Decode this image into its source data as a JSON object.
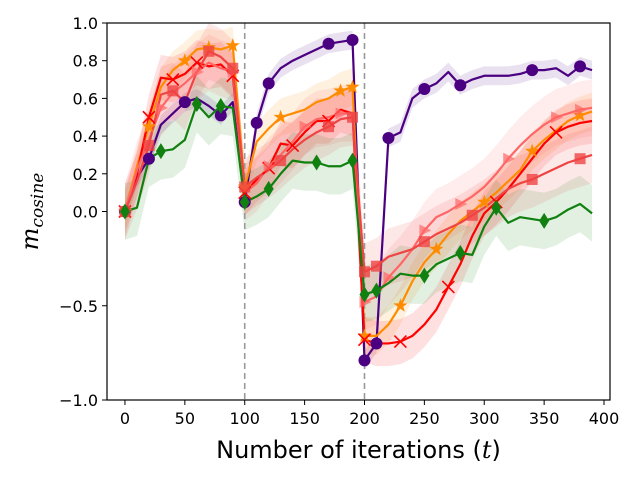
{
  "chart_data": {
    "type": "line",
    "xlabel_main": "Number of iterations (",
    "xlabel_var": "t",
    "xlabel_end": ")",
    "ylabel_main": "m",
    "ylabel_sub": "cosine",
    "xlim": [
      -15,
      405
    ],
    "ylim": [
      -1.0,
      1.0
    ],
    "xticks": [
      0,
      50,
      100,
      150,
      200,
      250,
      300,
      350,
      400
    ],
    "xtick_labels": [
      "0",
      "50",
      "100",
      "150",
      "200",
      "250",
      "300",
      "350",
      "400"
    ],
    "yticks": [
      -1.0,
      -0.5,
      0.0,
      0.2,
      0.4,
      0.6,
      0.8,
      1.0
    ],
    "ytick_labels": [
      "−1.0",
      "−0.5",
      "0.0",
      "0.2",
      "0.4",
      "0.6",
      "0.8",
      "1.0"
    ],
    "vlines": [
      100,
      200
    ],
    "series": [
      {
        "color": "#4b0082",
        "marker": "circle",
        "x": [
          0,
          10,
          20,
          30,
          40,
          50,
          60,
          70,
          80,
          90,
          100,
          110,
          120,
          130,
          140,
          150,
          160,
          170,
          180,
          190,
          200,
          210,
          220,
          230,
          240,
          250,
          260,
          270,
          280,
          290,
          300,
          310,
          320,
          330,
          340,
          350,
          360,
          370,
          380,
          390
        ],
        "y": [
          0.0,
          0.18,
          0.28,
          0.46,
          0.52,
          0.58,
          0.6,
          0.56,
          0.51,
          0.58,
          0.05,
          0.47,
          0.68,
          0.76,
          0.8,
          0.83,
          0.86,
          0.89,
          0.9,
          0.91,
          -0.79,
          -0.7,
          0.39,
          0.42,
          0.6,
          0.65,
          0.68,
          0.74,
          0.67,
          0.7,
          0.72,
          0.72,
          0.72,
          0.73,
          0.75,
          0.75,
          0.76,
          0.72,
          0.77,
          0.75
        ],
        "marker_idx": [
          0,
          2,
          5,
          8,
          10,
          11,
          12,
          17,
          19,
          20,
          21,
          22,
          25,
          28,
          34,
          38
        ],
        "band": 0.05
      },
      {
        "color": "#ff8c00",
        "marker": "star",
        "x": [
          0,
          10,
          20,
          30,
          40,
          50,
          60,
          70,
          80,
          90,
          100,
          110,
          120,
          130,
          140,
          150,
          160,
          170,
          180,
          190,
          200,
          210,
          220,
          230,
          240,
          250,
          260,
          270,
          280,
          290,
          300,
          310,
          320,
          330,
          340,
          350,
          360,
          370,
          380,
          390
        ],
        "y": [
          0.0,
          0.24,
          0.45,
          0.66,
          0.75,
          0.8,
          0.86,
          0.87,
          0.86,
          0.88,
          0.13,
          0.37,
          0.44,
          0.5,
          0.52,
          0.54,
          0.58,
          0.6,
          0.64,
          0.66,
          -0.66,
          -0.66,
          -0.6,
          -0.5,
          -0.37,
          -0.27,
          -0.2,
          -0.12,
          -0.05,
          0.0,
          0.05,
          0.1,
          0.16,
          0.22,
          0.32,
          0.38,
          0.43,
          0.48,
          0.51,
          0.53
        ],
        "marker_idx": [
          0,
          2,
          5,
          7,
          9,
          10,
          13,
          18,
          19,
          20,
          23,
          26,
          30,
          34,
          38
        ],
        "band": 0.1
      },
      {
        "color": "#ff0000",
        "marker": "x",
        "x": [
          0,
          10,
          20,
          30,
          40,
          50,
          60,
          70,
          80,
          90,
          100,
          110,
          120,
          130,
          140,
          150,
          160,
          170,
          180,
          190,
          200,
          210,
          220,
          230,
          240,
          250,
          260,
          270,
          280,
          290,
          300,
          310,
          320,
          330,
          340,
          350,
          360,
          370,
          380,
          390
        ],
        "y": [
          0.0,
          0.2,
          0.5,
          0.71,
          0.7,
          0.73,
          0.79,
          0.77,
          0.78,
          0.72,
          0.1,
          0.17,
          0.23,
          0.36,
          0.35,
          0.42,
          0.48,
          0.48,
          0.54,
          0.52,
          -0.68,
          -0.7,
          -0.7,
          -0.69,
          -0.66,
          -0.6,
          -0.52,
          -0.4,
          -0.28,
          -0.13,
          -0.01,
          0.05,
          0.12,
          0.2,
          0.28,
          0.36,
          0.42,
          0.45,
          0.47,
          0.48
        ],
        "marker_idx": [
          0,
          2,
          4,
          6,
          9,
          10,
          12,
          14,
          17,
          20,
          23,
          27,
          31,
          36
        ],
        "band": 0.12
      },
      {
        "color": "#ff6666",
        "marker": "triangle-right",
        "x": [
          0,
          10,
          20,
          30,
          40,
          50,
          60,
          70,
          80,
          90,
          100,
          110,
          120,
          130,
          140,
          150,
          160,
          170,
          180,
          190,
          200,
          210,
          220,
          230,
          240,
          250,
          260,
          270,
          280,
          290,
          300,
          310,
          320,
          330,
          340,
          350,
          360,
          370,
          380,
          390
        ],
        "y": [
          0.0,
          0.22,
          0.38,
          0.55,
          0.63,
          0.68,
          0.74,
          0.79,
          0.76,
          0.74,
          0.1,
          0.15,
          0.24,
          0.3,
          0.37,
          0.45,
          0.49,
          0.5,
          0.52,
          0.52,
          -0.48,
          -0.45,
          -0.35,
          -0.28,
          -0.2,
          -0.1,
          -0.03,
          0.0,
          0.04,
          0.08,
          0.13,
          0.2,
          0.28,
          0.35,
          0.41,
          0.46,
          0.5,
          0.52,
          0.54,
          0.55
        ],
        "marker_idx": [
          0,
          3,
          6,
          9,
          12,
          15,
          18,
          20,
          22,
          25,
          28,
          32,
          36,
          38
        ],
        "band": 0.15
      },
      {
        "color": "#ef4444",
        "marker": "square",
        "x": [
          0,
          10,
          20,
          30,
          40,
          50,
          60,
          70,
          80,
          90,
          100,
          110,
          120,
          130,
          140,
          150,
          160,
          170,
          180,
          190,
          200,
          210,
          220,
          230,
          240,
          250,
          260,
          270,
          280,
          290,
          300,
          310,
          320,
          330,
          340,
          350,
          360,
          370,
          380,
          390
        ],
        "y": [
          0.0,
          0.16,
          0.35,
          0.62,
          0.64,
          0.58,
          0.74,
          0.85,
          0.82,
          0.76,
          0.13,
          0.18,
          0.22,
          0.27,
          0.33,
          0.38,
          0.42,
          0.45,
          0.49,
          0.5,
          -0.32,
          -0.29,
          -0.24,
          -0.22,
          -0.2,
          -0.16,
          -0.12,
          -0.09,
          -0.06,
          -0.02,
          0.02,
          0.07,
          0.12,
          0.15,
          0.17,
          0.2,
          0.23,
          0.26,
          0.28,
          0.3
        ],
        "marker_idx": [
          0,
          2,
          4,
          7,
          9,
          10,
          13,
          17,
          19,
          20,
          21,
          25,
          29,
          34,
          38
        ],
        "band": 0.15
      },
      {
        "color": "#108010",
        "marker": "diamond",
        "x": [
          0,
          10,
          20,
          30,
          40,
          50,
          60,
          70,
          80,
          90,
          100,
          110,
          120,
          130,
          140,
          150,
          160,
          170,
          180,
          190,
          200,
          210,
          220,
          230,
          240,
          250,
          260,
          270,
          280,
          290,
          300,
          310,
          320,
          330,
          340,
          350,
          360,
          370,
          380,
          390
        ],
        "y": [
          0.0,
          0.02,
          0.28,
          0.32,
          0.33,
          0.38,
          0.57,
          0.5,
          0.56,
          0.55,
          0.05,
          0.08,
          0.12,
          0.2,
          0.27,
          0.26,
          0.26,
          0.24,
          0.24,
          0.27,
          -0.44,
          -0.42,
          -0.38,
          -0.33,
          -0.34,
          -0.34,
          -0.28,
          -0.25,
          -0.22,
          -0.23,
          -0.08,
          0.02,
          -0.06,
          -0.03,
          -0.04,
          -0.05,
          -0.03,
          0.01,
          0.04,
          -0.01
        ],
        "marker_idx": [
          0,
          3,
          6,
          8,
          10,
          12,
          16,
          19,
          20,
          21,
          25,
          28,
          31,
          35
        ],
        "band": 0.15
      }
    ]
  }
}
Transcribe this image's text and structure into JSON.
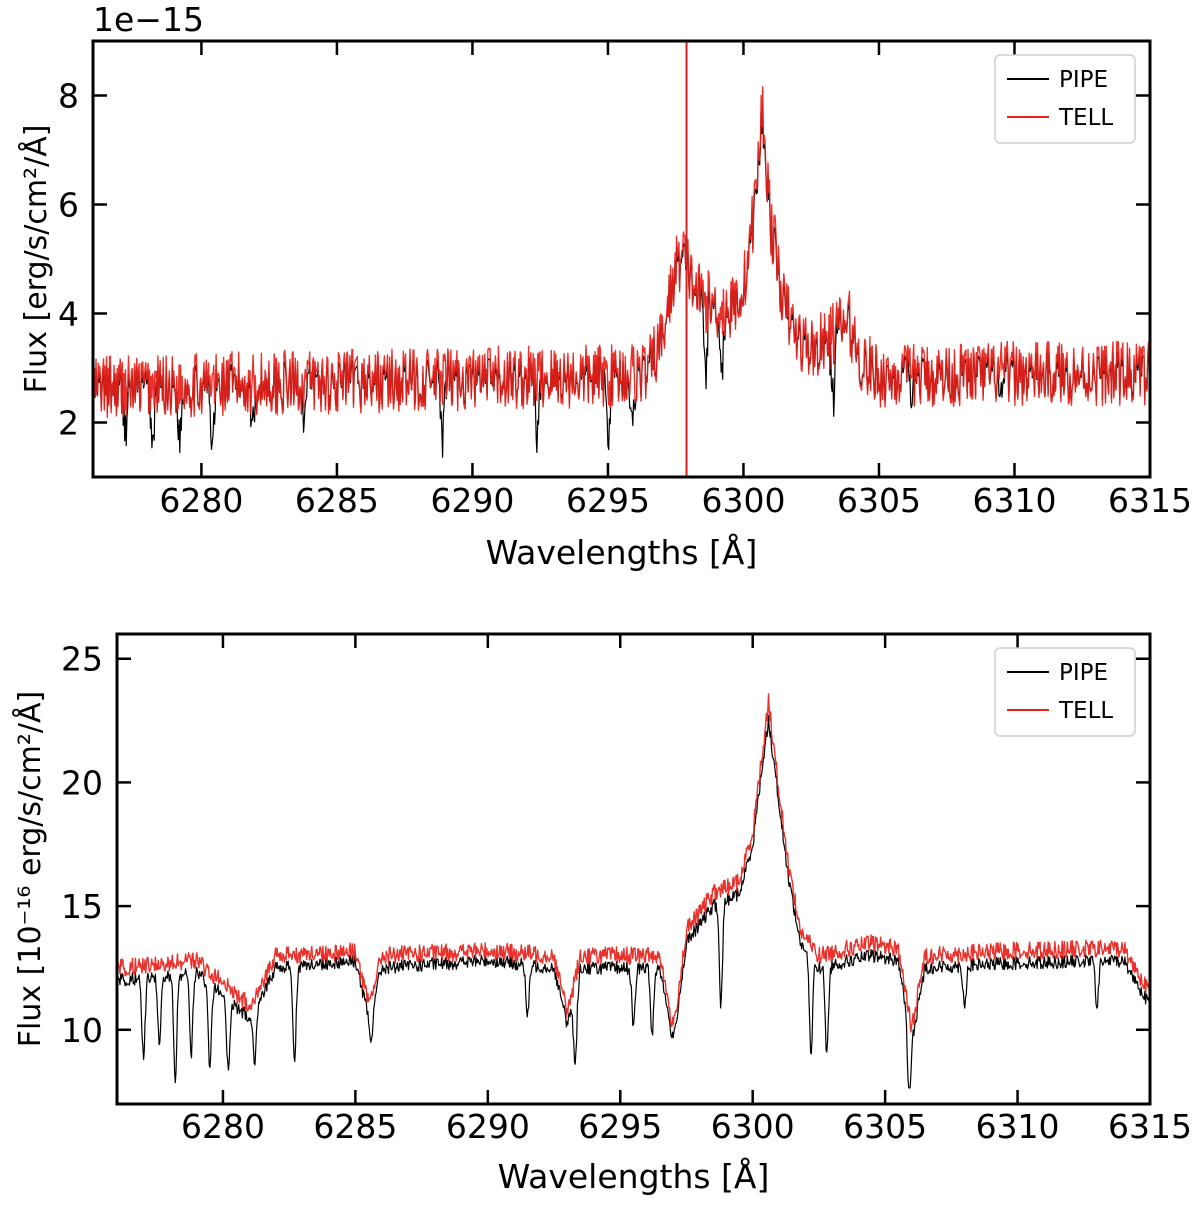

····················

Objective: Find how many lines of the entries contain "image". Respond with the number only.

Task solution: 2